-- Directions --
Retype all of the listing exactly, passing over any picture you find.
┌────────
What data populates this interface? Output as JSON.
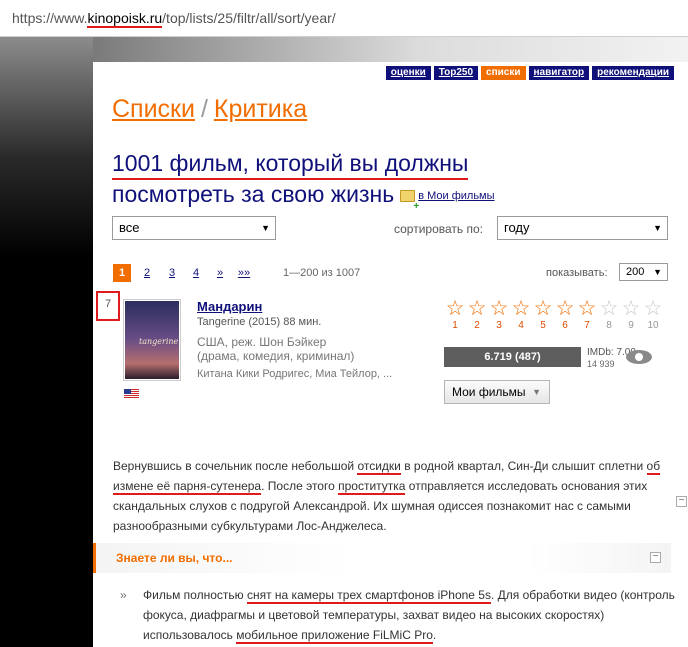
{
  "browser": {
    "url_scheme": "https://www.",
    "url_domain": "kinopoisk.ru",
    "url_path": "/top/lists/25/filtr/all/sort/year/"
  },
  "nav": {
    "items": [
      "оценки",
      "Top250",
      "списки",
      "навигатор",
      "рекомендации"
    ],
    "active": "списки"
  },
  "breadcrumbs": {
    "first": "Списки",
    "separator": "/",
    "second": "Критика"
  },
  "page": {
    "title_line1": "1001 фильм, который вы должны",
    "title_line2": "посмотреть за свою жизнь",
    "add_to_my": "в Мои фильмы"
  },
  "filters": {
    "filter_value": "все",
    "sort_label": "сортировать по:",
    "sort_value": "году"
  },
  "pagination": {
    "pages": [
      "1",
      "2",
      "3",
      "4",
      "»",
      "»»"
    ],
    "current": "1",
    "range": "1—200 из 1007",
    "show_label": "показывать:",
    "show_value": "200"
  },
  "movie": {
    "rank": "7",
    "title": "Мандарин",
    "original": "Tangerine (2015) 88 мин.",
    "country_director": "США, реж. Шон Бэйкер",
    "genres": "(драма, комедия, криминал)",
    "cast": "Китана Кики Родригес, Миа Тейлор, ...",
    "poster_text": "tangerine",
    "rating_button": "6.719 (487)",
    "imdb": "IMDb: 7.00",
    "imdb_votes": "14 939",
    "stars": [
      "1",
      "2",
      "3",
      "4",
      "5",
      "6",
      "7",
      "8",
      "9",
      "10"
    ],
    "stars_filled": 7,
    "my_movies": "Мои фильмы"
  },
  "description": "Вернувшись в сочельник после небольшой отсидки в родной квартал, Син-Ди слышит сплетни об измене её парня-сутенера. После этого проститутка отправляется исследовать основания этих скандальных слухов с подругой Александрой. Их шумная одиссея познакомит нас с самыми разнообразными субкультурами Лос-Анджелеса.",
  "did_you_know": {
    "heading": "Знаете ли вы, что...",
    "fact": "Фильм полностью снят на камеры трех смартфонов iPhone 5s. Для обработки видео (контроль фокуса, диафрагмы и цветовой температуры, захват видео на высоких скоростях) использовалось мобильное приложение FiLMiC Pro."
  },
  "colors": {
    "accent_orange": "#f26d00",
    "nav_blue": "#10107a",
    "annotation_red": "#e01b1b"
  }
}
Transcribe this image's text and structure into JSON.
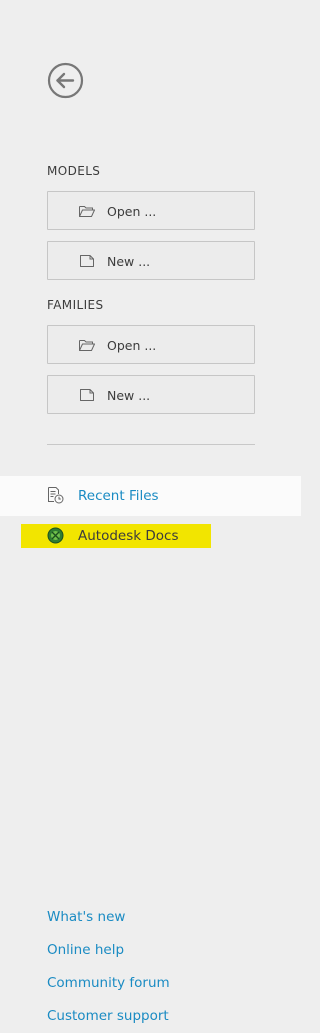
{
  "nav": {
    "back_icon": "back-arrow-circle-icon"
  },
  "models": {
    "label": "MODELS",
    "open_label": "Open ...",
    "new_label": "New ..."
  },
  "families": {
    "label": "FAMILIES",
    "open_label": "Open ...",
    "new_label": "New ..."
  },
  "sidebar": {
    "items": [
      {
        "label": "Recent Files",
        "icon": "recent-files-icon",
        "active": true
      },
      {
        "label": "Autodesk Docs",
        "icon": "autodesk-docs-icon",
        "highlighted": true
      }
    ]
  },
  "footer": {
    "links": [
      {
        "label": "What's new"
      },
      {
        "label": "Online help"
      },
      {
        "label": "Community forum"
      },
      {
        "label": "Customer support"
      }
    ]
  },
  "colors": {
    "background": "#eeeeee",
    "link": "#1a8bc3",
    "highlight": "#f2e500",
    "active_row": "#fbfbfb"
  }
}
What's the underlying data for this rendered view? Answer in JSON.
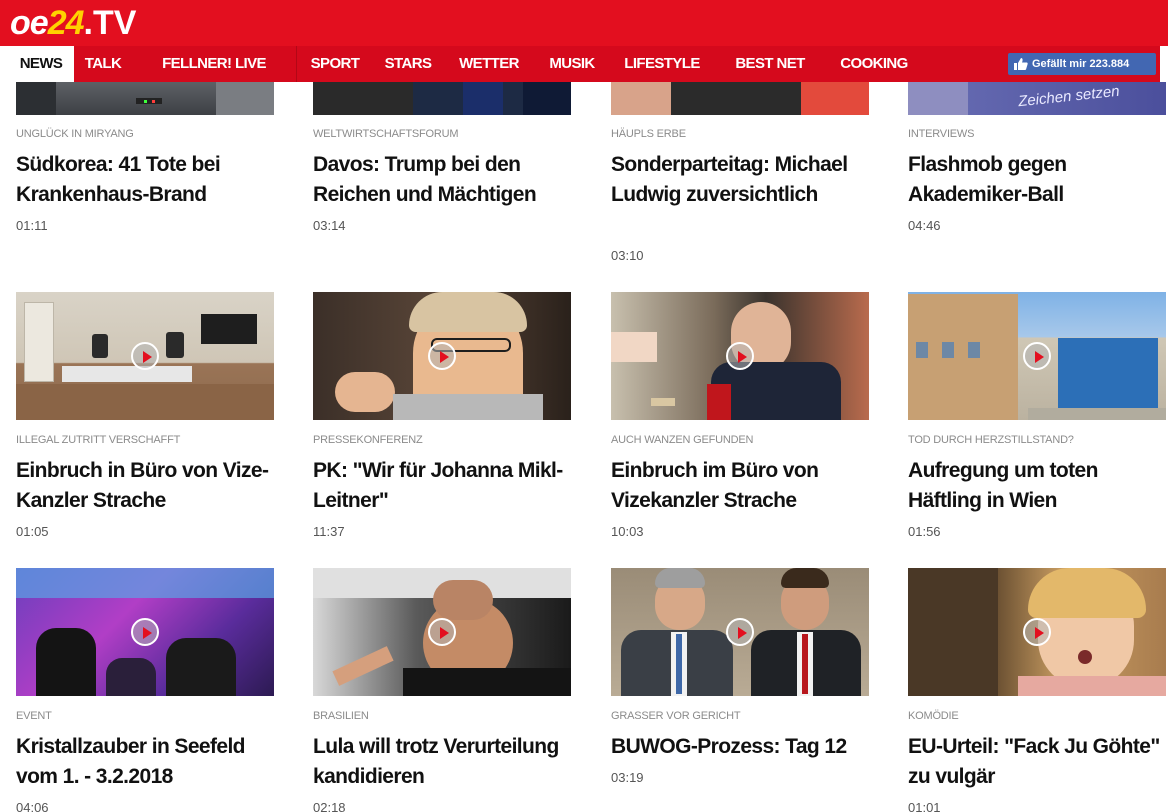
{
  "header": {
    "logo": {
      "part1": "oe",
      "part2": "24",
      "part3": ".TV"
    },
    "nav": [
      {
        "label": "NEWS",
        "active": true
      },
      {
        "label": "TALK"
      },
      {
        "label": "FELLNER! LIVE"
      },
      {
        "label": "SPORT"
      },
      {
        "label": "STARS"
      },
      {
        "label": "WETTER"
      },
      {
        "label": "MUSIK"
      },
      {
        "label": "LIFESTYLE"
      },
      {
        "label": "BEST NET"
      },
      {
        "label": "COOKING"
      }
    ],
    "like_button": {
      "icon": "thumbs-up-icon",
      "label": "Gefällt mir 223.884"
    }
  },
  "videos": [
    {
      "kicker": "UNGLÜCK IN MIRYANG",
      "title": "Südkorea: 41 Tote bei Krankenhaus-Brand",
      "duration": "01:11"
    },
    {
      "kicker": "WELTWIRTSCHAFTSFORUM",
      "title": "Davos: Trump bei den Reichen und Mächtigen",
      "duration": "03:14"
    },
    {
      "kicker": "HÄUPLS ERBE",
      "title": "Sonderparteitag: Michael Ludwig zuversichtlich",
      "duration": "03:10"
    },
    {
      "kicker": "INTERVIEWS",
      "title": "Flashmob gegen Akademiker-Ball",
      "duration": "04:46",
      "image_text": "Zeichen setzen"
    },
    {
      "kicker": "ILLEGAL ZUTRITT VERSCHAFFT",
      "title": "Einbruch in Büro von Vize-Kanzler Strache",
      "duration": "01:05"
    },
    {
      "kicker": "PRESSEKONFERENZ",
      "title": "PK: \"Wir für Johanna Mikl-Leitner\"",
      "duration": "11:37"
    },
    {
      "kicker": "AUCH WANZEN GEFUNDEN",
      "title": "Einbruch im Büro von Vizekanzler Strache",
      "duration": "10:03"
    },
    {
      "kicker": "TOD DURCH HERZSTILLSTAND?",
      "title": "Aufregung um toten Häftling in Wien",
      "duration": "01:56"
    },
    {
      "kicker": "EVENT",
      "title": "Kristallzauber in Seefeld vom 1. - 3.2.2018",
      "duration": "04:06"
    },
    {
      "kicker": "BRASILIEN",
      "title": "Lula will trotz Verurteilung kandidieren",
      "duration": "02:18"
    },
    {
      "kicker": "GRASSER VOR GERICHT",
      "title": "BUWOG-Prozess: Tag 12",
      "duration": "03:19"
    },
    {
      "kicker": "KOMÖDIE",
      "title": "EU-Urteil: \"Fack Ju Göhte\" zu vulgär",
      "duration": "01:01"
    }
  ],
  "colors": {
    "brand_red": "#e30f1f",
    "nav_red": "#d5091c",
    "logo_yellow": "#ffd200",
    "facebook_blue": "#4267b2",
    "play_red": "#e30f1f"
  }
}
└────────
-- Final answer --
What data populates this interface? Output as JSON.
{
  "browser": {
    "url_scheme": "https://www.",
    "url_domain": "kinopoisk.ru",
    "url_path": "/top/lists/25/filtr/all/sort/year/"
  },
  "nav": {
    "items": [
      "оценки",
      "Top250",
      "списки",
      "навигатор",
      "рекомендации"
    ],
    "active": "списки"
  },
  "breadcrumbs": {
    "first": "Списки",
    "separator": "/",
    "second": "Критика"
  },
  "page": {
    "title_line1": "1001 фильм, который вы должны",
    "title_line2": "посмотреть за свою жизнь",
    "add_to_my": "в Мои фильмы"
  },
  "filters": {
    "filter_value": "все",
    "sort_label": "сортировать по:",
    "sort_value": "году"
  },
  "pagination": {
    "pages": [
      "1",
      "2",
      "3",
      "4",
      "»",
      "»»"
    ],
    "current": "1",
    "range": "1—200 из 1007",
    "show_label": "показывать:",
    "show_value": "200"
  },
  "movie": {
    "rank": "7",
    "title": "Мандарин",
    "original": "Tangerine (2015) 88 мин.",
    "country_director": "США, реж. Шон Бэйкер",
    "genres": "(драма, комедия, криминал)",
    "cast": "Китана Кики Родригес, Миа Тейлор, ...",
    "poster_text": "tangerine",
    "rating_button": "6.719 (487)",
    "imdb": "IMDb: 7.00",
    "imdb_votes": "14 939",
    "stars": [
      "1",
      "2",
      "3",
      "4",
      "5",
      "6",
      "7",
      "8",
      "9",
      "10"
    ],
    "stars_filled": 7,
    "my_movies": "Мои фильмы"
  },
  "description": "Вернувшись в сочельник после небольшой отсидки в родной квартал, Син-Ди слышит сплетни об измене её парня-сутенера. После этого проститутка отправляется исследовать основания этих скандальных слухов с подругой Александрой. Их шумная одиссея познакомит нас с самыми разнообразными субкультурами Лос-Анджелеса.",
  "did_you_know": {
    "heading": "Знаете ли вы, что...",
    "fact": "Фильм полностью снят на камеры трех смартфонов iPhone 5s. Для обработки видео (контроль фокуса, диафрагмы и цветовой температуры, захват видео на высоких скоростях) использовалось мобильное приложение FiLMiC Pro."
  },
  "colors": {
    "accent_orange": "#f26d00",
    "nav_blue": "#10107a",
    "annotation_red": "#e01b1b"
  }
}
Transcribe this image's text and structure into JSON.
{
  "nav": {
    "back_icon": "back-arrow-circle-icon"
  },
  "models": {
    "label": "MODELS",
    "open_label": "Open ...",
    "new_label": "New ..."
  },
  "families": {
    "label": "FAMILIES",
    "open_label": "Open ...",
    "new_label": "New ..."
  },
  "sidebar": {
    "items": [
      {
        "label": "Recent Files",
        "icon": "recent-files-icon",
        "active": true
      },
      {
        "label": "Autodesk Docs",
        "icon": "autodesk-docs-icon",
        "highlighted": true
      }
    ]
  },
  "footer": {
    "links": [
      {
        "label": "What's new"
      },
      {
        "label": "Online help"
      },
      {
        "label": "Community forum"
      },
      {
        "label": "Customer support"
      }
    ]
  },
  "colors": {
    "background": "#eeeeee",
    "link": "#1a8bc3",
    "highlight": "#f2e500",
    "active_row": "#fbfbfb"
  }
}
What's the underlying data for this rendered view? Answer in JSON.
{
  "header": {
    "logo": {
      "part1": "oe",
      "part2": "24",
      "part3": ".TV"
    },
    "nav": [
      {
        "label": "NEWS",
        "active": true
      },
      {
        "label": "TALK"
      },
      {
        "label": "FELLNER! LIVE"
      },
      {
        "label": "SPORT"
      },
      {
        "label": "STARS"
      },
      {
        "label": "WETTER"
      },
      {
        "label": "MUSIK"
      },
      {
        "label": "LIFESTYLE"
      },
      {
        "label": "BEST NET"
      },
      {
        "label": "COOKING"
      }
    ],
    "like_button": {
      "icon": "thumbs-up-icon",
      "label": "Gefällt mir 223.884"
    }
  },
  "videos": [
    {
      "kicker": "UNGLÜCK IN MIRYANG",
      "title": "Südkorea: 41 Tote bei Krankenhaus-Brand",
      "duration": "01:11"
    },
    {
      "kicker": "WELTWIRTSCHAFTSFORUM",
      "title": "Davos: Trump bei den Reichen und Mächtigen",
      "duration": "03:14"
    },
    {
      "kicker": "HÄUPLS ERBE",
      "title": "Sonderparteitag: Michael Ludwig zuversichtlich",
      "duration": "03:10"
    },
    {
      "kicker": "INTERVIEWS",
      "title": "Flashmob gegen Akademiker-Ball",
      "duration": "04:46",
      "image_text": "Zeichen setzen"
    },
    {
      "kicker": "ILLEGAL ZUTRITT VERSCHAFFT",
      "title": "Einbruch in Büro von Vize-Kanzler Strache",
      "duration": "01:05"
    },
    {
      "kicker": "PRESSEKONFERENZ",
      "title": "PK: \"Wir für Johanna Mikl-Leitner\"",
      "duration": "11:37"
    },
    {
      "kicker": "AUCH WANZEN GEFUNDEN",
      "title": "Einbruch im Büro von Vizekanzler Strache",
      "duration": "10:03"
    },
    {
      "kicker": "TOD DURCH HERZSTILLSTAND?",
      "title": "Aufregung um toten Häftling in Wien",
      "duration": "01:56"
    },
    {
      "kicker": "EVENT",
      "title": "Kristallzauber in Seefeld vom 1. - 3.2.2018",
      "duration": "04:06"
    },
    {
      "kicker": "BRASILIEN",
      "title": "Lula will trotz Verurteilung kandidieren",
      "duration": "02:18"
    },
    {
      "kicker": "GRASSER VOR GERICHT",
      "title": "BUWOG-Prozess: Tag 12",
      "duration": "03:19"
    },
    {
      "kicker": "KOMÖDIE",
      "title": "EU-Urteil: \"Fack Ju Göhte\" zu vulgär",
      "duration": "01:01"
    }
  ],
  "colors": {
    "brand_red": "#e30f1f",
    "nav_red": "#d5091c",
    "logo_yellow": "#ffd200",
    "facebook_blue": "#4267b2",
    "play_red": "#e30f1f"
  }
}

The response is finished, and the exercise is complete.